*Short task 1*
Please output the entries below unchanged, starting with the first line of the entries and going on through the line that contains "checkbox-icon[interactable] (1187, 51, 1205, 69)", with both lines included.

#### Page excerpt

Re: [RFC] sched: CPU topology try

From: Dietmar Eggemann
Date: Mon Dec 23 2013 - 12:22:31 EST

Next message: Sasha Levin: "Re: mm: kernel BUG at include/linux/swapops.h:131!"
Previous message: Alexander Duyck: "Re: [E1000-devel] [PATCH 01/21] net: slight optimization of addrcompare for some modules"
In reply to: Vincent Guittot: "[RFC] sched: CPU topology try"
Messages sorted by: [ date ] [ thread ] [ subject ] [ author ]

Hi Vincent,

On 18/12/13 14:13, Vincent Guittot wrote:

This patch applies on top of the two patches [1][2] that have been proposed by
Peter for creating a new way to initialize sched_domain. It includes some minor
compilation fixes and a trial of using this new method on ARM platform.
[1] https://lkml.org/lkml/2013/11/5/239
[2] https://lkml.org/lkml/2013/11/5/449

I came up w/ a similar implementation proposal for an arch specific interface for scheduler domain set-up a couple of days ago:

[1] https://lkml.org/lkml/2013/12/13/182

I had the following requirements in mind:

1) The arch should not be able to fine tune individual scheduler behaviour, i.e. get rid of the arch specific SD_FOO_INIT macros.

2) Unify the set-up code for conventional and NUMA scheduler domains.

3) The arch is able to specify additional scheduler domain level, other than SMT, MC, BOOK, and CPU.

########

*Short task 2*
Return the part of the scheduler topology post that starts with "I had the following" and goes on through "NUMA scheduler domains.", word for word.

#### Data shown

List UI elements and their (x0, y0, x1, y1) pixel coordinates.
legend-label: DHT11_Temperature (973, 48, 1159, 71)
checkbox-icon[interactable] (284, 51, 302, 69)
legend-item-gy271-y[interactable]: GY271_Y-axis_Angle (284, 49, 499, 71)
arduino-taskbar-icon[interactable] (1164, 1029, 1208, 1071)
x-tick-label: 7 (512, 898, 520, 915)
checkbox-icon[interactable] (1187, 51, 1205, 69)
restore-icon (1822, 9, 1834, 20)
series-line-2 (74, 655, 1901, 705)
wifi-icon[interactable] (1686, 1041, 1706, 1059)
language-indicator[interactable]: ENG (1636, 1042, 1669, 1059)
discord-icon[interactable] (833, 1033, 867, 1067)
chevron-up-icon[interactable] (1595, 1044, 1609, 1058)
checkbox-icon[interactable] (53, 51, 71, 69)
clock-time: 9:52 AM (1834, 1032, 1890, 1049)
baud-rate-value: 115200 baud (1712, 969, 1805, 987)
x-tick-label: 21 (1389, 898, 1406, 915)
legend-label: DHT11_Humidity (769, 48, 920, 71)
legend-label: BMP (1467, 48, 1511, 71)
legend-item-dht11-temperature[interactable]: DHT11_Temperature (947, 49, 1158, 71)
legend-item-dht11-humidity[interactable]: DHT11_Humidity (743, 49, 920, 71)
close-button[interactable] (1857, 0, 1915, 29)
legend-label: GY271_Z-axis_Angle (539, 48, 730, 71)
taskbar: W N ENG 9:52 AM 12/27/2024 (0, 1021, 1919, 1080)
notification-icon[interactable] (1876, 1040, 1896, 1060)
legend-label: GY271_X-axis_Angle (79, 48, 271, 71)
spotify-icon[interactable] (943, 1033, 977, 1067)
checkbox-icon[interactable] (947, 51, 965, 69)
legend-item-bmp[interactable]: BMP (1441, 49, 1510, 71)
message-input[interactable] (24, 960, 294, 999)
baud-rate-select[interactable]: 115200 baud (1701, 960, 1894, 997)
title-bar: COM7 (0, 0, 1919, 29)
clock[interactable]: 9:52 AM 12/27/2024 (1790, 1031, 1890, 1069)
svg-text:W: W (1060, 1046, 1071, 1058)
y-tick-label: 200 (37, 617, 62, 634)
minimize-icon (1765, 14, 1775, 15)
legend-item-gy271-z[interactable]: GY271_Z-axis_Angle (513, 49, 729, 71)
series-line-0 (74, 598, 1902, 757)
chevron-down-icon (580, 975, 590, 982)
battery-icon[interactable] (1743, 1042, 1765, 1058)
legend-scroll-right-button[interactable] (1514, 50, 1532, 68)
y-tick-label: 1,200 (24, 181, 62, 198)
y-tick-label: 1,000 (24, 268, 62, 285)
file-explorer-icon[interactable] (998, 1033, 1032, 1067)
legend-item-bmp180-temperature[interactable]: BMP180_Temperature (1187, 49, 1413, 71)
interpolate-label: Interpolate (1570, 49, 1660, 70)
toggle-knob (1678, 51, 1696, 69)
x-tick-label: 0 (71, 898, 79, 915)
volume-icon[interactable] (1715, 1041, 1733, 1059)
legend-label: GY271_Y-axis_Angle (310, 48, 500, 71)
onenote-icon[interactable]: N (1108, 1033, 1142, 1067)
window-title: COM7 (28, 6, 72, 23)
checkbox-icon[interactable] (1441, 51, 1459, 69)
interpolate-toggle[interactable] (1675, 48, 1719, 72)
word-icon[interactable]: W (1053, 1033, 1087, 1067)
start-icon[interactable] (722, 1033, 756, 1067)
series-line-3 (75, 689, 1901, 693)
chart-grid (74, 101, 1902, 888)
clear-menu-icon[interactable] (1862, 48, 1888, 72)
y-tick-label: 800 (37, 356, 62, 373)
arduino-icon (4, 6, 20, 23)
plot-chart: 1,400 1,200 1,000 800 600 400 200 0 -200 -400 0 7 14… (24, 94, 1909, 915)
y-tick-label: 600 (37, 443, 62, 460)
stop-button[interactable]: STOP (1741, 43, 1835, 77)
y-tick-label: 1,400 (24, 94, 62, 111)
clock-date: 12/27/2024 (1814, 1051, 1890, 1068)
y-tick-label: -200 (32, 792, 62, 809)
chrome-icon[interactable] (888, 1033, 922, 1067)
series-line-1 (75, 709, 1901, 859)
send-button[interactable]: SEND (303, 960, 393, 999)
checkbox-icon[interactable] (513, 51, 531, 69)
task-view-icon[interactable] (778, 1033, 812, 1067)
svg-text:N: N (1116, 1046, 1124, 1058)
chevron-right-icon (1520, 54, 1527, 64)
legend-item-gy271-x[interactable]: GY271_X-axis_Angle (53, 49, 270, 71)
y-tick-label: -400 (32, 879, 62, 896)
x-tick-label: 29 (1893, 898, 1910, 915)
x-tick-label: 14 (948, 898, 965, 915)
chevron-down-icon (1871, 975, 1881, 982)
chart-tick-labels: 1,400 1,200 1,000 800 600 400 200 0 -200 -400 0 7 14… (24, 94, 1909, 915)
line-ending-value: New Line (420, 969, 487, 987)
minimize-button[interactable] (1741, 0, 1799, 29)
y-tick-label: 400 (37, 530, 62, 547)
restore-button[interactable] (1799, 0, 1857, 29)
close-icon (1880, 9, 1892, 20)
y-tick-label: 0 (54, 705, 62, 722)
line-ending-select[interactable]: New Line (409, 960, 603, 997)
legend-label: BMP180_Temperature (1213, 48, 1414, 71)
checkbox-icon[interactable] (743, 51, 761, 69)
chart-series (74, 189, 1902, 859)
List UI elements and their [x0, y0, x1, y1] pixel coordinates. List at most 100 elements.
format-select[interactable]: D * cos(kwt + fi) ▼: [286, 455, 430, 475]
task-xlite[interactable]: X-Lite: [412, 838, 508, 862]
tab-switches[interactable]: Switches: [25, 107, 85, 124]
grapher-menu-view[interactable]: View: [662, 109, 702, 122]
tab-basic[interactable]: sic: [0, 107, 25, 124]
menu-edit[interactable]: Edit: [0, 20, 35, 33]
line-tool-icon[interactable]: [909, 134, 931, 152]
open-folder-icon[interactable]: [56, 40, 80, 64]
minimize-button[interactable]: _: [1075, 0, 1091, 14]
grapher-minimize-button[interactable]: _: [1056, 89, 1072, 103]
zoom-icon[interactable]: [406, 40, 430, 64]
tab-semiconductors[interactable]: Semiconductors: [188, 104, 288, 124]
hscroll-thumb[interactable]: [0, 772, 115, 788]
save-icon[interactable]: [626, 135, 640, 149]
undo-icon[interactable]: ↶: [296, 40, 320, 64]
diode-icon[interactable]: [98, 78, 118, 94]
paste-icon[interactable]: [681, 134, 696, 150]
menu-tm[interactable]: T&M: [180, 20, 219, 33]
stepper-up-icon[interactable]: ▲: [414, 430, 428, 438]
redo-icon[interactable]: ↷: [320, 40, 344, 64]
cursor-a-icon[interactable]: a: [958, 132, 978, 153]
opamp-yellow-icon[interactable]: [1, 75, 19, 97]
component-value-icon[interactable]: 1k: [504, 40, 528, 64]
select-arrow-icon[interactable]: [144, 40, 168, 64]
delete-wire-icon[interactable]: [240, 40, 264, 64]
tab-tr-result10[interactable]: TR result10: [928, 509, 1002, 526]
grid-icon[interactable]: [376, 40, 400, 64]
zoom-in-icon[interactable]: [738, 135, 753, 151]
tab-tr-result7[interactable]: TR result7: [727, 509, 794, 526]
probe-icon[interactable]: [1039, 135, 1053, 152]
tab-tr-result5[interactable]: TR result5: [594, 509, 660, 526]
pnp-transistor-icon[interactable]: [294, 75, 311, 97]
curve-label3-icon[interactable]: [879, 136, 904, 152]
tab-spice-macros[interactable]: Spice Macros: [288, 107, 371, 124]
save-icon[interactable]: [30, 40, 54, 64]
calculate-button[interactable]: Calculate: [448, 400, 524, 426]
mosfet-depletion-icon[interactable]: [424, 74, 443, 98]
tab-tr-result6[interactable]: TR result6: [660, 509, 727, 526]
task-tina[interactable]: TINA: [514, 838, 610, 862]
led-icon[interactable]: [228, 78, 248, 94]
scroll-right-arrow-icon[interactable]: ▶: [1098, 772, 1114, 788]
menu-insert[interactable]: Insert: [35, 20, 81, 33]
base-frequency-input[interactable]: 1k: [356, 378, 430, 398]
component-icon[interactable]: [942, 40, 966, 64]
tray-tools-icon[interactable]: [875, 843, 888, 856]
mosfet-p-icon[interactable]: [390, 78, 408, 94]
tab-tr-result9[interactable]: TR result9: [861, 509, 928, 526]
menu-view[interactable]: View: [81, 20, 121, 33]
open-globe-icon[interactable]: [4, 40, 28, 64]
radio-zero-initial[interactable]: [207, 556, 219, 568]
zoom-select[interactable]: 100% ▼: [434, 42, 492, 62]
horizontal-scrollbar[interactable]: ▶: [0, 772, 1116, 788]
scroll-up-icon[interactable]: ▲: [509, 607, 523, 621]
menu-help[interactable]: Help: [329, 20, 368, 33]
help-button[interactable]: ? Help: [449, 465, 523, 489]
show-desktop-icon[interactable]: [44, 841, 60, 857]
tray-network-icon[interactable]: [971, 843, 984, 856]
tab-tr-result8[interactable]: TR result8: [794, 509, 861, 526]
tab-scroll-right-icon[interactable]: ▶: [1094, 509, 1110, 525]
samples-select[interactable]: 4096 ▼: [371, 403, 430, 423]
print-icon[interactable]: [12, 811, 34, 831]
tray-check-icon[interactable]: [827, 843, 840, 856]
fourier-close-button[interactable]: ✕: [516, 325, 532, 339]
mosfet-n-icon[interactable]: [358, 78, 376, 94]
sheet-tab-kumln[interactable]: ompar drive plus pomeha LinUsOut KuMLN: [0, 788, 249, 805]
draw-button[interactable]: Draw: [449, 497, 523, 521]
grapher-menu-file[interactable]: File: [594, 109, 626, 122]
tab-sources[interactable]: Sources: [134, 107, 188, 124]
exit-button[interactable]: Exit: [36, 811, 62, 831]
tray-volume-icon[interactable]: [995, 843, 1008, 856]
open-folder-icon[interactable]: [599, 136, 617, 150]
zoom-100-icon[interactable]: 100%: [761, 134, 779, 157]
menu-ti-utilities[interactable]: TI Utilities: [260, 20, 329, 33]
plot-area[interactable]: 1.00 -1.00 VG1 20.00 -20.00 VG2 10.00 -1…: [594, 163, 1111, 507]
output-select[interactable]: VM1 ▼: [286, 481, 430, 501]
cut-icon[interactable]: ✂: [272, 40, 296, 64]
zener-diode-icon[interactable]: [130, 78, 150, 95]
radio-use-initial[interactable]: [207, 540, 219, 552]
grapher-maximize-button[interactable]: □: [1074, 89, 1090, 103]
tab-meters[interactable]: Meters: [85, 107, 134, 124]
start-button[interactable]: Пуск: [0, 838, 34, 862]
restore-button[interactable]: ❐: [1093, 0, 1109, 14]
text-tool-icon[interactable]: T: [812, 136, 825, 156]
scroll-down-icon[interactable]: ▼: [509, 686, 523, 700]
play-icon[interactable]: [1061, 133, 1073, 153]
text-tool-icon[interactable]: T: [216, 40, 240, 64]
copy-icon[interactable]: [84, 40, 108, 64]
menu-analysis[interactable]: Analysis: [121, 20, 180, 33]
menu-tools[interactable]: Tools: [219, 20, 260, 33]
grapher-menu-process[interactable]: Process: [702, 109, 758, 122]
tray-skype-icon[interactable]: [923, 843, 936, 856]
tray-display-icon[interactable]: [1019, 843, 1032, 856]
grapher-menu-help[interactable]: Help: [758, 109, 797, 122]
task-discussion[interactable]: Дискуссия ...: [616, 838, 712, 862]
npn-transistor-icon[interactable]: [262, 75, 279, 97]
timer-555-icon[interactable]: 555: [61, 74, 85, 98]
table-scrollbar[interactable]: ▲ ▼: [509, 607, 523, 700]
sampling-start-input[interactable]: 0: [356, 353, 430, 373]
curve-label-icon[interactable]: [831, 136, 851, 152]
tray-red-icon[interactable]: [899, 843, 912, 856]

########

*Full response 1*
List UI elements and their (x0, y0, x1, y1) pixel coordinates.
legend-label: DHT11_Temperature (973, 48, 1159, 71)
checkbox-icon[interactable] (284, 51, 302, 69)
legend-item-gy271-y[interactable]: GY271_Y-axis_Angle (284, 49, 499, 71)
arduino-taskbar-icon[interactable] (1164, 1029, 1208, 1071)
x-tick-label: 7 (512, 898, 520, 915)
checkbox-icon[interactable] (1187, 51, 1205, 69)

*Full response 2*
I had the following requirements in mind:

1) The arch should not be able to fine tune individual scheduler behaviour, i.e. get rid of the arch specific SD_FOO_INIT macros.

2) Unify the set-up code for conventional and NUMA scheduler domains.